**Data records**
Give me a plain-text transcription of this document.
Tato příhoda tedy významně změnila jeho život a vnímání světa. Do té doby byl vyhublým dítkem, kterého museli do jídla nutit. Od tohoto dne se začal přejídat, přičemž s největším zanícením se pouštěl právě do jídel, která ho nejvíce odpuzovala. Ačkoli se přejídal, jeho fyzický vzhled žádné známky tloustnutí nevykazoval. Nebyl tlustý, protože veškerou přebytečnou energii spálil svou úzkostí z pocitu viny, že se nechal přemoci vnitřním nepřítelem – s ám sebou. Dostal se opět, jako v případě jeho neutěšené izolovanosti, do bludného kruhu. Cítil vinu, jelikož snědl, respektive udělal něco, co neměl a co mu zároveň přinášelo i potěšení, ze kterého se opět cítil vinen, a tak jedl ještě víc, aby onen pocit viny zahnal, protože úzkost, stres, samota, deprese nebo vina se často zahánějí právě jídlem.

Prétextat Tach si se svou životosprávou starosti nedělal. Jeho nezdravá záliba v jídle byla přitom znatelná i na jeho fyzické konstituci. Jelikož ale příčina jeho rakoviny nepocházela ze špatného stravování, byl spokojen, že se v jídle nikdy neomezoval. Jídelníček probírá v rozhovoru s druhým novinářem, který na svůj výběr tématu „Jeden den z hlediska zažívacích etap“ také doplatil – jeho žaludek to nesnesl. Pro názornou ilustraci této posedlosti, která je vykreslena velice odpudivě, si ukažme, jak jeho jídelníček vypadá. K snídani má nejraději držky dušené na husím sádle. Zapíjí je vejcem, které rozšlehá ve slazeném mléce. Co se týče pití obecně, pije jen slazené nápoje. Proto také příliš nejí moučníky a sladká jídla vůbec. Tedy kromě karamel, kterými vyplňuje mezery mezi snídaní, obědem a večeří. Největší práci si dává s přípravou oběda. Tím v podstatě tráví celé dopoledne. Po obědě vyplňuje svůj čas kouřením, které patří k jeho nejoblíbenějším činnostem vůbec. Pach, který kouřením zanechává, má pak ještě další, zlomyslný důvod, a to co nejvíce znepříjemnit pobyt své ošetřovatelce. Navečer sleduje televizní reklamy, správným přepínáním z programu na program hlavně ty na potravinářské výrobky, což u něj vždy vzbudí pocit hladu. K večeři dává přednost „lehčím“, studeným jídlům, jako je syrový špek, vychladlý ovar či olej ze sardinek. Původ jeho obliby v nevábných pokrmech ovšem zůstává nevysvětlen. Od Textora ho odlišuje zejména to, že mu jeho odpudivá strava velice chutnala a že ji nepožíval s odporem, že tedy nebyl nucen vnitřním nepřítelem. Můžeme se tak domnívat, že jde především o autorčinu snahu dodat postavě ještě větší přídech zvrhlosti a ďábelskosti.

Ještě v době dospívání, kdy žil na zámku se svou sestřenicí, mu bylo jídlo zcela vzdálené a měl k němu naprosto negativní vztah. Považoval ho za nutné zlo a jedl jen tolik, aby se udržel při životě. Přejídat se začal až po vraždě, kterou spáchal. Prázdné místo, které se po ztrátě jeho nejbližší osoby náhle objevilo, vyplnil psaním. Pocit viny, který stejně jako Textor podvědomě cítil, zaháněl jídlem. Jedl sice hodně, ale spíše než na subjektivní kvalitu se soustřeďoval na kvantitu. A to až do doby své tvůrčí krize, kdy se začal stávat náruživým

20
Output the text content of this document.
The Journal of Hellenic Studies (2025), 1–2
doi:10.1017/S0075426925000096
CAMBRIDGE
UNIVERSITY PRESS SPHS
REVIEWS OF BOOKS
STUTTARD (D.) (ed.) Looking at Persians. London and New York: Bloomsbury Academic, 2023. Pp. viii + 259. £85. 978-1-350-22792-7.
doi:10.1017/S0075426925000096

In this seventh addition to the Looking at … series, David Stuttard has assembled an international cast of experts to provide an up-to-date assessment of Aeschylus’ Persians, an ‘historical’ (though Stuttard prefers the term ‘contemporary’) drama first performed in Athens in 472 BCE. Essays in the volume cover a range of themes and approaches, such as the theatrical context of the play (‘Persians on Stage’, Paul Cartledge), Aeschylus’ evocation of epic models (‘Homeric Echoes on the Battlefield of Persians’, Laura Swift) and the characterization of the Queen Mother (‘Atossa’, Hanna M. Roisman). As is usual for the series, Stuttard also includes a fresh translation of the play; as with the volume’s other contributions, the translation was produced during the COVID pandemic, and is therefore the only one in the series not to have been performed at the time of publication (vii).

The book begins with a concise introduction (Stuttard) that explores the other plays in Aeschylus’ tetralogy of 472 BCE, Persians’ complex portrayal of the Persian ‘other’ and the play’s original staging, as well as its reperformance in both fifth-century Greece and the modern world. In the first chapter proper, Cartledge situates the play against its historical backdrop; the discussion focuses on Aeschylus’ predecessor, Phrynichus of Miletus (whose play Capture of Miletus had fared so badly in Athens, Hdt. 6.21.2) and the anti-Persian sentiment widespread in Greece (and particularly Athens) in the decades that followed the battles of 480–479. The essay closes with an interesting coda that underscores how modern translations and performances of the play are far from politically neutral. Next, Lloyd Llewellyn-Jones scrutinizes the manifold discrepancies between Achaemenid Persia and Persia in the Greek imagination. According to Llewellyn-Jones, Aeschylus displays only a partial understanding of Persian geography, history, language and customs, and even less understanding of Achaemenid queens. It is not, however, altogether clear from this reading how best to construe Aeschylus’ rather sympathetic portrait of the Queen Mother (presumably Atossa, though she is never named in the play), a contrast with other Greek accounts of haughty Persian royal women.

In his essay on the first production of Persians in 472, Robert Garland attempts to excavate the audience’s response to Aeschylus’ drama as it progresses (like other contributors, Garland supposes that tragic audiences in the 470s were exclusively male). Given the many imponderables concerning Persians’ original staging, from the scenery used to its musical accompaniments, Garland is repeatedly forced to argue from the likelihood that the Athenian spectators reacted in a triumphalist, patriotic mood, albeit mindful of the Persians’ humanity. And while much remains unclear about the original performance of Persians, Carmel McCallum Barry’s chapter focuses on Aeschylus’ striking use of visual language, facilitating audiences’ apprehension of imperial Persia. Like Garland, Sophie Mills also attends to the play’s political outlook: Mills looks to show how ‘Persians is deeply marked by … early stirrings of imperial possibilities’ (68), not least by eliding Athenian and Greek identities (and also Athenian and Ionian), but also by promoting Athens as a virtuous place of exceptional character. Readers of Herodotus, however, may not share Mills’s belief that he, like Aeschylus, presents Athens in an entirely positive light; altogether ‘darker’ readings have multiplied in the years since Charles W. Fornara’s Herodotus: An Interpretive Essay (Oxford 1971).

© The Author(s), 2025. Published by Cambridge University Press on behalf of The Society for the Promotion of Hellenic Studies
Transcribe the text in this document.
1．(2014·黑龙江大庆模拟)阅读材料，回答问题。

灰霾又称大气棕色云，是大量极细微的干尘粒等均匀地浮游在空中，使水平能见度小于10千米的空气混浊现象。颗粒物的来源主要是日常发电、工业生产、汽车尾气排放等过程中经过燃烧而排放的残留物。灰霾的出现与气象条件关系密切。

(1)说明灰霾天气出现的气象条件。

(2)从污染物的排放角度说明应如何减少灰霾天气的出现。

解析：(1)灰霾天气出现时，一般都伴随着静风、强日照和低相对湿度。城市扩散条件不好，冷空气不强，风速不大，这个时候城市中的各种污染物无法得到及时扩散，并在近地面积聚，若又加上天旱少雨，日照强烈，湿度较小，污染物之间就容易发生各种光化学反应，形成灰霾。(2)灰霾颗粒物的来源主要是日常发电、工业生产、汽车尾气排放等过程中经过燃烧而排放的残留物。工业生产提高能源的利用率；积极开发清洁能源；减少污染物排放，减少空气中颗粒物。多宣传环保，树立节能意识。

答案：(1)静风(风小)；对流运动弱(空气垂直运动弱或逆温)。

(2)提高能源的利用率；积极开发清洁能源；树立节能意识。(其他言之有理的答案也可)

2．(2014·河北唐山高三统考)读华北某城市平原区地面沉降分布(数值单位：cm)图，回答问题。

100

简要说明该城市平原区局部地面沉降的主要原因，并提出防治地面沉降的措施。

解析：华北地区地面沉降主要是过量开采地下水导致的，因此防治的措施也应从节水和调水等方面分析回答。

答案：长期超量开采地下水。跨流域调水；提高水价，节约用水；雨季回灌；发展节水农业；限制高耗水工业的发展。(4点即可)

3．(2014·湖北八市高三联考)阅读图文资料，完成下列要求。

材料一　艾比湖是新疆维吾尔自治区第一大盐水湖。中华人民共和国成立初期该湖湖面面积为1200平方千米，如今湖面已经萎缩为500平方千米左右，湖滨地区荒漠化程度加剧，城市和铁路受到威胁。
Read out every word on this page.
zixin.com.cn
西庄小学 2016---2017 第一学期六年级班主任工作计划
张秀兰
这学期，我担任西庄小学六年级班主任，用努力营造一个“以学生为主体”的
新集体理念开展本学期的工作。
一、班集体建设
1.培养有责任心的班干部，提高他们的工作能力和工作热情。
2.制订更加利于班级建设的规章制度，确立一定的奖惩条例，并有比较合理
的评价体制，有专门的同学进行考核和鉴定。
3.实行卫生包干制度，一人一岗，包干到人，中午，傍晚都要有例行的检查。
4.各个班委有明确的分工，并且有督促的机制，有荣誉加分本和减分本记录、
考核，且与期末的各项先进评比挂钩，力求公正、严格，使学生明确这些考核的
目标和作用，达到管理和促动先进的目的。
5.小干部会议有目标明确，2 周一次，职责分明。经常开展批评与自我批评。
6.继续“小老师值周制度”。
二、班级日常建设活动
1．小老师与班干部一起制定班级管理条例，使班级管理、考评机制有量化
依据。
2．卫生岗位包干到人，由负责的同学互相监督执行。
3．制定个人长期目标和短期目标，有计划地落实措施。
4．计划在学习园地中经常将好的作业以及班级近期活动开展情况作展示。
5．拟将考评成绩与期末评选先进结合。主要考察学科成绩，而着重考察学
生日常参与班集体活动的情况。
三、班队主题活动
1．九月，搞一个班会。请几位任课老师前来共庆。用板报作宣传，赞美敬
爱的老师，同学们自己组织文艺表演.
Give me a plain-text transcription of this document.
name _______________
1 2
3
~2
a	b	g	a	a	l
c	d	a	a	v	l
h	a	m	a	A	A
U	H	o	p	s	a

**Goal of the exercise**
Only the lines from the one that contains "Transcribe the text in this document." to the end of the entries above should be given again, exactly and in full.

**Final answer**
Transcribe the text in this document.
1．(2014·黑龙江大庆模拟)阅读材料，回答问题。

灰霾又称大气棕色云，是大量极细微的干尘粒等均匀地浮游在空中，使水平能见度小于10千米的空气混浊现象。颗粒物的来源主要是日常发电、工业生产、汽车尾气排放等过程中经过燃烧而排放的残留物。灰霾的出现与气象条件关系密切。

(1)说明灰霾天气出现的气象条件。

(2)从污染物的排放角度说明应如何减少灰霾天气的出现。

解析：(1)灰霾天气出现时，一般都伴随着静风、强日照和低相对湿度。城市扩散条件不好，冷空气不强，风速不大，这个时候城市中的各种污染物无法得到及时扩散，并在近地面积聚，若又加上天旱少雨，日照强烈，湿度较小，污染物之间就容易发生各种光化学反应，形成灰霾。(2)灰霾颗粒物的来源主要是日常发电、工业生产、汽车尾气排放等过程中经过燃烧而排放的残留物。工业生产提高能源的利用率；积极开发清洁能源；减少污染物排放，减少空气中颗粒物。多宣传环保，树立节能意识。

答案：(1)静风(风小)；对流运动弱(空气垂直运动弱或逆温)。

(2)提高能源的利用率；积极开发清洁能源；树立节能意识。(其他言之有理的答案也可)

2．(2014·河北唐山高三统考)读华北某城市平原区地面沉降分布(数值单位：cm)图，回答问题。

100

简要说明该城市平原区局部地面沉降的主要原因，并提出防治地面沉降的措施。

解析：华北地区地面沉降主要是过量开采地下水导致的，因此防治的措施也应从节水和调水等方面分析回答。

答案：长期超量开采地下水。跨流域调水；提高水价，节约用水；雨季回灌；发展节水农业；限制高耗水工业的发展。(4点即可)

3．(2014·湖北八市高三联考)阅读图文资料，完成下列要求。

材料一　艾比湖是新疆维吾尔自治区第一大盐水湖。中华人民共和国成立初期该湖湖面面积为1200平方千米，如今湖面已经萎缩为500平方千米左右，湖滨地区荒漠化程度加剧，城市和铁路受到威胁。
Read out every word on this page.
zixin.com.cn
西庄小学 2016---2017 第一学期六年级班主任工作计划
张秀兰
这学期，我担任西庄小学六年级班主任，用努力营造一个“以学生为主体”的
新集体理念开展本学期的工作。
一、班集体建设
1.培养有责任心的班干部，提高他们的工作能力和工作热情。
2.制订更加利于班级建设的规章制度，确立一定的奖惩条例，并有比较合理
的评价体制，有专门的同学进行考核和鉴定。
3.实行卫生包干制度，一人一岗，包干到人，中午，傍晚都要有例行的检查。
4.各个班委有明确的分工，并且有督促的机制，有荣誉加分本和减分本记录、
考核，且与期末的各项先进评比挂钩，力求公正、严格，使学生明确这些考核的
目标和作用，达到管理和促动先进的目的。
5.小干部会议有目标明确，2 周一次，职责分明。经常开展批评与自我批评。
6.继续“小老师值周制度”。
二、班级日常建设活动
1．小老师与班干部一起制定班级管理条例，使班级管理、考评机制有量化
依据。
2．卫生岗位包干到人，由负责的同学互相监督执行。
3．制定个人长期目标和短期目标，有计划地落实措施。
4．计划在学习园地中经常将好的作业以及班级近期活动开展情况作展示。
5．拟将考评成绩与期末评选先进结合。主要考察学科成绩，而着重考察学
生日常参与班集体活动的情况。
三、班队主题活动
1．九月，搞一个班会。请几位任课老师前来共庆。用板报作宣传，赞美敬
爱的老师，同学们自己组织文艺表演.
Give me a plain-text transcription of this document.
name _______________
1 2
3
~2
a	b	g	a	a	l
c	d	a	a	v	l
h	a	m	a	A	A
U	H	o	p	s	a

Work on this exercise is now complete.